Identify and pull out each line of the entries in which "BANKING" occurs.

§ Entries shown:
* * * * *
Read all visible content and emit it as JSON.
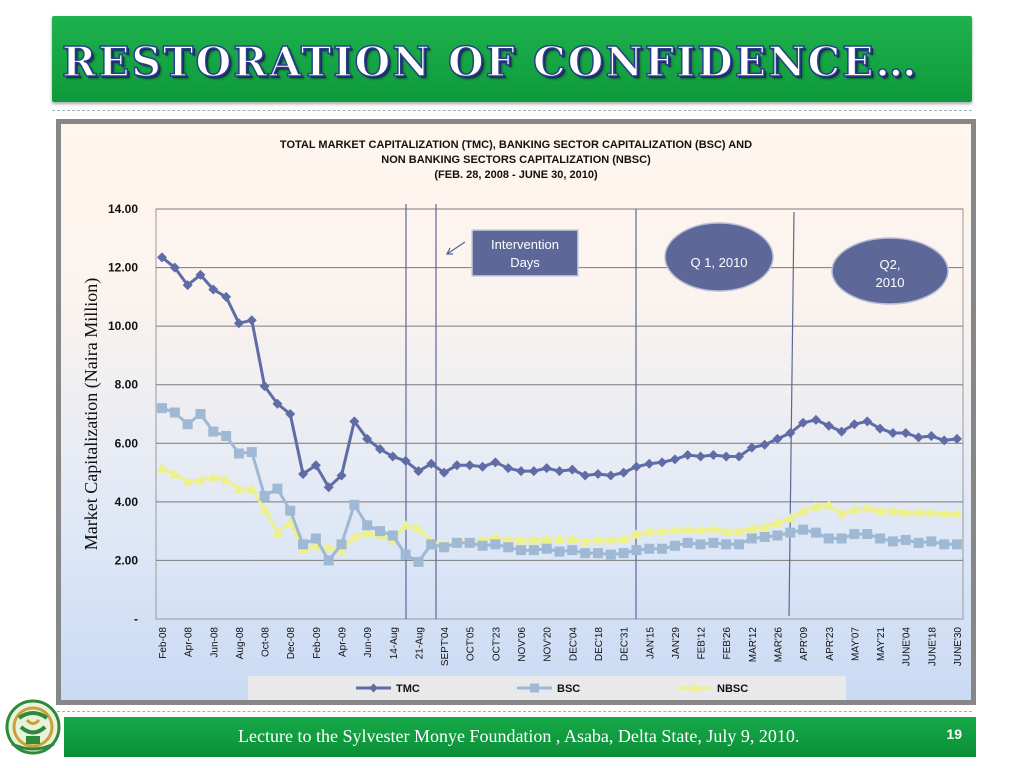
{
  "slide": {
    "title": "RESTORATION OF CONFIDENCE…",
    "footer": "Lecture to the Sylvester Monye Foundation , Asaba, Delta State, July 9, 2010.",
    "page_number": "19"
  },
  "colors": {
    "green": "#12a344",
    "tmc": "#5f6ca6",
    "bsc": "#9fb8d3",
    "nbsc": "#eef08a",
    "oval": "#5d6898",
    "callout": "#5d6898"
  },
  "annotations": {
    "intervention_line1": "Intervention",
    "intervention_line2": "Days",
    "q1": "Q 1, 2010",
    "q2_line1": "Q2,",
    "q2_line2": "2010"
  },
  "chart_data": {
    "type": "line",
    "title_lines": [
      "TOTAL MARKET CAPITALIZATION (TMC), BANKING SECTOR CAPITALIZATION (BSC) AND",
      "NON BANKING SECTORS  CAPITALIZATION (NBSC)",
      "(FEB. 28, 2008 - JUNE 30, 2010)"
    ],
    "ylabel": "Market Capitalization (Naira Million)",
    "ylim": [
      0,
      14
    ],
    "y_ticks": [
      "-",
      "2.00",
      "4.00",
      "6.00",
      "8.00",
      "10.00",
      "12.00",
      "14.00"
    ],
    "grid": true,
    "legend_position": "bottom",
    "x_labels": [
      "Feb-08",
      "Apr-08",
      "Jun-08",
      "Aug-08",
      "Oct-08",
      "Dec-08",
      "Feb-09",
      "Apr-09",
      "Jun-09",
      "14-Aug",
      "21-Aug",
      "SEPT'04",
      "OCT'05",
      "OCT'23",
      "NOV'06",
      "NOV'20",
      "DEC'04",
      "DEC'18",
      "DEC'31",
      "JAN'15",
      "JAN'29",
      "FEB'12",
      "FEB'26",
      "MAR'12",
      "MAR'26",
      "APR'09",
      "APR'23",
      "MAY'07",
      "MAY'21",
      "JUNE'04",
      "JUNE'18",
      "JUNE'30"
    ],
    "series": [
      {
        "name": "TMC",
        "values": [
          12.35,
          12.0,
          11.4,
          11.75,
          11.25,
          11.0,
          10.1,
          10.2,
          7.95,
          7.35,
          7.0,
          4.95,
          5.25,
          4.5,
          4.9,
          6.75,
          6.15,
          5.8,
          5.55,
          5.4,
          5.05,
          5.3,
          5.0,
          5.25,
          5.25,
          5.2,
          5.35,
          5.15,
          5.05,
          5.05,
          5.15,
          5.05,
          5.1,
          4.9,
          4.95,
          4.9,
          5.0,
          5.2,
          5.3,
          5.35,
          5.45,
          5.6,
          5.55,
          5.6,
          5.55,
          5.55,
          5.85,
          5.95,
          6.15,
          6.35,
          6.7,
          6.8,
          6.6,
          6.4,
          6.65,
          6.75,
          6.5,
          6.35,
          6.35,
          6.2,
          6.25,
          6.1,
          6.15
        ]
      },
      {
        "name": "BSC",
        "values": [
          7.2,
          7.05,
          6.65,
          7.0,
          6.4,
          6.25,
          5.65,
          5.7,
          4.2,
          4.45,
          3.7,
          2.55,
          2.75,
          2.0,
          2.55,
          3.9,
          3.2,
          3.0,
          2.85,
          2.2,
          1.95,
          2.55,
          2.45,
          2.6,
          2.6,
          2.5,
          2.55,
          2.45,
          2.35,
          2.35,
          2.4,
          2.3,
          2.35,
          2.25,
          2.25,
          2.2,
          2.25,
          2.35,
          2.4,
          2.4,
          2.5,
          2.6,
          2.55,
          2.6,
          2.55,
          2.55,
          2.75,
          2.8,
          2.85,
          2.95,
          3.05,
          2.95,
          2.75,
          2.75,
          2.9,
          2.9,
          2.75,
          2.65,
          2.7,
          2.6,
          2.65,
          2.55,
          2.55
        ]
      },
      {
        "name": "NBSC",
        "values": [
          5.15,
          4.95,
          4.7,
          4.75,
          4.85,
          4.75,
          4.45,
          4.45,
          3.75,
          2.95,
          3.3,
          2.4,
          2.5,
          2.45,
          2.35,
          2.8,
          2.95,
          2.85,
          2.7,
          3.2,
          3.1,
          2.65,
          2.55,
          2.65,
          2.65,
          2.7,
          2.8,
          2.7,
          2.7,
          2.7,
          2.75,
          2.75,
          2.75,
          2.65,
          2.7,
          2.7,
          2.75,
          2.9,
          3.0,
          3.0,
          3.05,
          3.05,
          3.05,
          3.1,
          3.0,
          3.0,
          3.1,
          3.15,
          3.3,
          3.45,
          3.7,
          3.85,
          3.9,
          3.6,
          3.75,
          3.8,
          3.7,
          3.7,
          3.65,
          3.65,
          3.65,
          3.6,
          3.6
        ]
      }
    ]
  }
}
* * * * *
§ Solution to this task:
      "TOTAL MARKET CAPITALIZATION (TMC), BANKING SECTOR CAPITALIZATION (BSC) AND",
      "NON BANKING SECTORS  CAPITALIZATION (NBSC)",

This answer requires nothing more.